◆ TASK DESCRIPTION: Where a line of the material contains the string "Energy", copy that line.

◆ INFORMATION GIVEN:
- - - -
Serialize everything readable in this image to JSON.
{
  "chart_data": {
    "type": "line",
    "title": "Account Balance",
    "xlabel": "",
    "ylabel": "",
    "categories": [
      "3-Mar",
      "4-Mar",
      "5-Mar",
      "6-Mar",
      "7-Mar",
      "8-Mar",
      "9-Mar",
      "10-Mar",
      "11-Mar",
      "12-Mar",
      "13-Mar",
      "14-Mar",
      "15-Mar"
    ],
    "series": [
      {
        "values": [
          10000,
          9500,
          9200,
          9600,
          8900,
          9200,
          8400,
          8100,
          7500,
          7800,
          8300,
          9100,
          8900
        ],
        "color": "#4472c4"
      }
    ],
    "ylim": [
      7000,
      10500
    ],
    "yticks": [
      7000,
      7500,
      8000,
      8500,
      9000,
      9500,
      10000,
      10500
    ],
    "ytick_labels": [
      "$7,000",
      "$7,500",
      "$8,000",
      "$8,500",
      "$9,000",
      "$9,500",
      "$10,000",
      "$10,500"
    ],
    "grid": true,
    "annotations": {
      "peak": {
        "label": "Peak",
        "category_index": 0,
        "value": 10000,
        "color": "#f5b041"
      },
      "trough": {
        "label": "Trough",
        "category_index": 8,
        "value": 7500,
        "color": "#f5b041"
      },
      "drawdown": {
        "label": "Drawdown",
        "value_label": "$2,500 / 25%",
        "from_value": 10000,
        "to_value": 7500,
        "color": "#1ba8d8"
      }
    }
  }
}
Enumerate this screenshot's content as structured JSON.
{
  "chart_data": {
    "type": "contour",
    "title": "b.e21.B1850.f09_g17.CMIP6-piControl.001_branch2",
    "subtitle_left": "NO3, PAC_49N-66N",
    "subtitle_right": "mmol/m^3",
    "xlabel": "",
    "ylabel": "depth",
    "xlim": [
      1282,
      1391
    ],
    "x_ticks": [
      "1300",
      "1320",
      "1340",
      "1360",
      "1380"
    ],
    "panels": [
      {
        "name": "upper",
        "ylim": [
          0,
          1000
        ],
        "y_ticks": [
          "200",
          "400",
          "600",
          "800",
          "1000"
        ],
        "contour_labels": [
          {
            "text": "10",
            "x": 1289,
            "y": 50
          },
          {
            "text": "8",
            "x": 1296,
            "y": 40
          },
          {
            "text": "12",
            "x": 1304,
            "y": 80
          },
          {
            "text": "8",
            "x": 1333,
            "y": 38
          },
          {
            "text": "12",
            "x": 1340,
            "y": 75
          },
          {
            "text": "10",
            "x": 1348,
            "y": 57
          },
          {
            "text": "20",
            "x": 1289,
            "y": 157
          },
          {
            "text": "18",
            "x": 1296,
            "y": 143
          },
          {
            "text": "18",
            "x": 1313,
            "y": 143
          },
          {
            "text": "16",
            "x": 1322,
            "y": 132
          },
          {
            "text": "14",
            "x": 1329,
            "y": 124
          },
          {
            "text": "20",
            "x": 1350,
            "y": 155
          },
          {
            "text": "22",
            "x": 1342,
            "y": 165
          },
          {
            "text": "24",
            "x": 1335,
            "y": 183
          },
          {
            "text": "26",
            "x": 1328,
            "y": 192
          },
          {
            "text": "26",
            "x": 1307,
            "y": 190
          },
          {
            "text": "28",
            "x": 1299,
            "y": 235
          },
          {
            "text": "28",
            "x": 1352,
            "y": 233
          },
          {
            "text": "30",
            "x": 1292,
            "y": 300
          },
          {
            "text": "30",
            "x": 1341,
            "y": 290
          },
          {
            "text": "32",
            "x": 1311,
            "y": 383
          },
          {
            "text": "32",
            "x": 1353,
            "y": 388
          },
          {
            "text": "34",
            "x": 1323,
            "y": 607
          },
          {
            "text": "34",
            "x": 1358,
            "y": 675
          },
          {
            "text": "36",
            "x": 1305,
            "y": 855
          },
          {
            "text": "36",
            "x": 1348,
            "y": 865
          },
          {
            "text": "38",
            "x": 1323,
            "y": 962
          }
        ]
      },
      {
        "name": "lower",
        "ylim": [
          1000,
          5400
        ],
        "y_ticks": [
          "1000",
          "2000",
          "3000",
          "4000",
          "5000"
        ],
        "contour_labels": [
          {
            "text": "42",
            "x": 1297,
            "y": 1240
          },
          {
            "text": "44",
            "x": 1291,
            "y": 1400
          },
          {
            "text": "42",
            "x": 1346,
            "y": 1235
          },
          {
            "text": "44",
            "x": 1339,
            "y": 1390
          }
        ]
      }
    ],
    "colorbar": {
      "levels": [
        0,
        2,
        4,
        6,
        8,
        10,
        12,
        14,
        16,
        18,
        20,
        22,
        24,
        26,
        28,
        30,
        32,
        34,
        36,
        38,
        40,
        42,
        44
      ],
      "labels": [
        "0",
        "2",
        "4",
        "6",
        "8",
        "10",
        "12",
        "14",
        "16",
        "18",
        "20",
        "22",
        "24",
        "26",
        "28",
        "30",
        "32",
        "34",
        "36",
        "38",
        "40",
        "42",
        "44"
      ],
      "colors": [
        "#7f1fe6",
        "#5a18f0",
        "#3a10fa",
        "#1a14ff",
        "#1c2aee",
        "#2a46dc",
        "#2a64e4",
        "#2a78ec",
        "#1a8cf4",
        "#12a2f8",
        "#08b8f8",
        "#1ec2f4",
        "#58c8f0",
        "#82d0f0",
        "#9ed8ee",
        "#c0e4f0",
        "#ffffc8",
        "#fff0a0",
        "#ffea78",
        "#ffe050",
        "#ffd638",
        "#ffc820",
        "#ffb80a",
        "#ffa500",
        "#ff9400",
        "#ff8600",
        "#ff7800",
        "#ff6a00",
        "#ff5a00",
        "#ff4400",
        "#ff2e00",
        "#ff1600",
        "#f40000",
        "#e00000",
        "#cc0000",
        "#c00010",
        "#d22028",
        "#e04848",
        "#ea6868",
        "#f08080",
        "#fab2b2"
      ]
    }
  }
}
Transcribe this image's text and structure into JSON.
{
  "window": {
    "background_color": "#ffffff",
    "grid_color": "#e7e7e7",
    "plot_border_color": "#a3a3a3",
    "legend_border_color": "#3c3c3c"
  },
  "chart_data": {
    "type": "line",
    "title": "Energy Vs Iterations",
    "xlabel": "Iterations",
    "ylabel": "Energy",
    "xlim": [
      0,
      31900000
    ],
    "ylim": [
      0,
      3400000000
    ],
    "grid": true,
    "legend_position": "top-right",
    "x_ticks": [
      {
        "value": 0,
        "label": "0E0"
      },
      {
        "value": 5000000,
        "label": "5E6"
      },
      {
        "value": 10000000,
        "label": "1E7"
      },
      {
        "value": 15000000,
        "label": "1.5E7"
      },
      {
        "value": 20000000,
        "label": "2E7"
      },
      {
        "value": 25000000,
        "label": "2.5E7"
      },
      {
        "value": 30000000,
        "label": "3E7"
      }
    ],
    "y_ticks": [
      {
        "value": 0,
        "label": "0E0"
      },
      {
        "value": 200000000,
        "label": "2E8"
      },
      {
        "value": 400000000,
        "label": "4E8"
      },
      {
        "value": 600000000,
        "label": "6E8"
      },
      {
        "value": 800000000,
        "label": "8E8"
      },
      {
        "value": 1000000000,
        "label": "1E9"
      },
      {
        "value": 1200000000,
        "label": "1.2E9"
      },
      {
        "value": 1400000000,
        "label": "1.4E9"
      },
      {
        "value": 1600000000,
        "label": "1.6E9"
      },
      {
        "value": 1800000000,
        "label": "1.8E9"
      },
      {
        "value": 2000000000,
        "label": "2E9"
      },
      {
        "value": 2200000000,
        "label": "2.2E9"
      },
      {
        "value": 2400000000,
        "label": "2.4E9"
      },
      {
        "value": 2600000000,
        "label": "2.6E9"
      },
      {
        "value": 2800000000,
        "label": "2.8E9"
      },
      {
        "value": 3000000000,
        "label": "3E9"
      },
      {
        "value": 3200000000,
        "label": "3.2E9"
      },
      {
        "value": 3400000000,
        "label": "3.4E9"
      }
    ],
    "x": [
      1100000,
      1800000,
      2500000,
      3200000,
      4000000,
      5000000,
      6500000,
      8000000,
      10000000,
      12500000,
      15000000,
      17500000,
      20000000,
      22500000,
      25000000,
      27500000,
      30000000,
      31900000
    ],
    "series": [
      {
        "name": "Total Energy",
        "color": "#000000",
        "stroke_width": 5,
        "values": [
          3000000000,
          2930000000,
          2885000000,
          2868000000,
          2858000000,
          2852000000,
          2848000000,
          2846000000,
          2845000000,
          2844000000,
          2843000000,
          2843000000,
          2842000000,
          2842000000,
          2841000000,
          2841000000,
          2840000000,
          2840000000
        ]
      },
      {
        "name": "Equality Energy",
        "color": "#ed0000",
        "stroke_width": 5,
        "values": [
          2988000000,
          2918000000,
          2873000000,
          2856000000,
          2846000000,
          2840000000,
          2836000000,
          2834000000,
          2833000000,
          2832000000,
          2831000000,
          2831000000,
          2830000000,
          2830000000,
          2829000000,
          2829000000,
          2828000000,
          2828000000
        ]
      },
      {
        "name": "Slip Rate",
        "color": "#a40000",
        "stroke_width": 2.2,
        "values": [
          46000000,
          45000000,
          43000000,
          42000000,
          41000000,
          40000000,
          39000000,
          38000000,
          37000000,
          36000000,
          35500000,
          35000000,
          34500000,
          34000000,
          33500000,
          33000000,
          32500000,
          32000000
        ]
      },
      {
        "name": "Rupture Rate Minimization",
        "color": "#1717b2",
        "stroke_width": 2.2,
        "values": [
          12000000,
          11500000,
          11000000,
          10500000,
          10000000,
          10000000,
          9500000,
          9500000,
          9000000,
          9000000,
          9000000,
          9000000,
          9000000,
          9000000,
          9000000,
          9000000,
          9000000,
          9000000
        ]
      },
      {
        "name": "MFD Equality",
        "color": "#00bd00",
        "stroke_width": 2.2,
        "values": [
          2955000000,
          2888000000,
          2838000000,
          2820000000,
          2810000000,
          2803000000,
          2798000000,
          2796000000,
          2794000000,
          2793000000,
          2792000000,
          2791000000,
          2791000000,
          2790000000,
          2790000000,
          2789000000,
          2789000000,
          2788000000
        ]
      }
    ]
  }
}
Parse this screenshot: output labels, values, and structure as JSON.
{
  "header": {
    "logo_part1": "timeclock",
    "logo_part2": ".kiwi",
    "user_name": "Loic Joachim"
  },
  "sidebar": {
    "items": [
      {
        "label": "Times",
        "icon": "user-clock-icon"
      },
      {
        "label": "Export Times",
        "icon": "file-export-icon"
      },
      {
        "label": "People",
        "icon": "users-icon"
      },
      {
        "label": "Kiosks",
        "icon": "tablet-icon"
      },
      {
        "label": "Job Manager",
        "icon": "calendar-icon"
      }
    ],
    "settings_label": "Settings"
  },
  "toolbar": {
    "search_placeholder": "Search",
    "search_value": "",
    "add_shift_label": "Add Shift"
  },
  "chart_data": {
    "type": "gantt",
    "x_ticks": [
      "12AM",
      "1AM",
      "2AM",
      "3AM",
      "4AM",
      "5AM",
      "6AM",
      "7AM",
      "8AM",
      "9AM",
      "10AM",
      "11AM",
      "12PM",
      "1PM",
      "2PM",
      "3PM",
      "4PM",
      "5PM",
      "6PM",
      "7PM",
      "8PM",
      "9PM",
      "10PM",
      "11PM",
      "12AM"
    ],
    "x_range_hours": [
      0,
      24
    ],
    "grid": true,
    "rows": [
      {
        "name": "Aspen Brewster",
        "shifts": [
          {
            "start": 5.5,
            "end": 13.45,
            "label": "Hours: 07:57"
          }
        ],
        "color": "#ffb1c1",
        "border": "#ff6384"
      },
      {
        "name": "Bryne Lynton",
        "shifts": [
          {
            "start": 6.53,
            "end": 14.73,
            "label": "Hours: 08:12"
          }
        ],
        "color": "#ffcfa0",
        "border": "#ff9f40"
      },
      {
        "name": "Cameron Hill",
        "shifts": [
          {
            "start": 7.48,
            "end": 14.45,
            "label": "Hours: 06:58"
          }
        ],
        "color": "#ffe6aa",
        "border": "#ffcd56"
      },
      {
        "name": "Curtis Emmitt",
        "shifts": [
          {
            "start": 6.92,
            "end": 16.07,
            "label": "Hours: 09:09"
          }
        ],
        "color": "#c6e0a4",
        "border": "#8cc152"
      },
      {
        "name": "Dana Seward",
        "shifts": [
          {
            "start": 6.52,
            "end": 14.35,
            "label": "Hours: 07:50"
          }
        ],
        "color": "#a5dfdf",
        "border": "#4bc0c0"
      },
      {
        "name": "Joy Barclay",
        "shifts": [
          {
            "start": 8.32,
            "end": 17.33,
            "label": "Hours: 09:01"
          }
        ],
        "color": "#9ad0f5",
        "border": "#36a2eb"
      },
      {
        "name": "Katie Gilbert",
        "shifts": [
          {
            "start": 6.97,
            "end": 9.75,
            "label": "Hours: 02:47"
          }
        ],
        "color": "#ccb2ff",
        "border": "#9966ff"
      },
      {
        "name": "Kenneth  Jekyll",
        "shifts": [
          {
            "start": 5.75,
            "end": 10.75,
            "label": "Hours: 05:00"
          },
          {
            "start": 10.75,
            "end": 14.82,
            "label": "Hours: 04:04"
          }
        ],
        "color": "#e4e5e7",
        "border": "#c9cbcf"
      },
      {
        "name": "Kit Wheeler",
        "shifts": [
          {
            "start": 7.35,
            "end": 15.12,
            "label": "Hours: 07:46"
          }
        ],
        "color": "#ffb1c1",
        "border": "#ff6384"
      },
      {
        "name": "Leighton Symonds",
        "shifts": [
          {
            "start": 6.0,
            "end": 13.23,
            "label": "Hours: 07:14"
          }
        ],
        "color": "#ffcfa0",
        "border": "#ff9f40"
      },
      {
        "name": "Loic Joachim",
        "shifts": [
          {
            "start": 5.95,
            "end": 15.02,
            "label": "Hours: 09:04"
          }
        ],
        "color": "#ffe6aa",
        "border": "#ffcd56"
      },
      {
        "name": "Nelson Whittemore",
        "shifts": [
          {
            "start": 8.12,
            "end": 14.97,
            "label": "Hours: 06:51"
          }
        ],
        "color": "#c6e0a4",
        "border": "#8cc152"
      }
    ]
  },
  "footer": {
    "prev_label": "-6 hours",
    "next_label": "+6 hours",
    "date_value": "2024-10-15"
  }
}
- - - -
◆ RESULT FOR THIS TASK:
    "title": "Energy Vs Iterations",
    "ylabel": "Energy",
        "name": "Total Energy",
        "name": "Equality Energy",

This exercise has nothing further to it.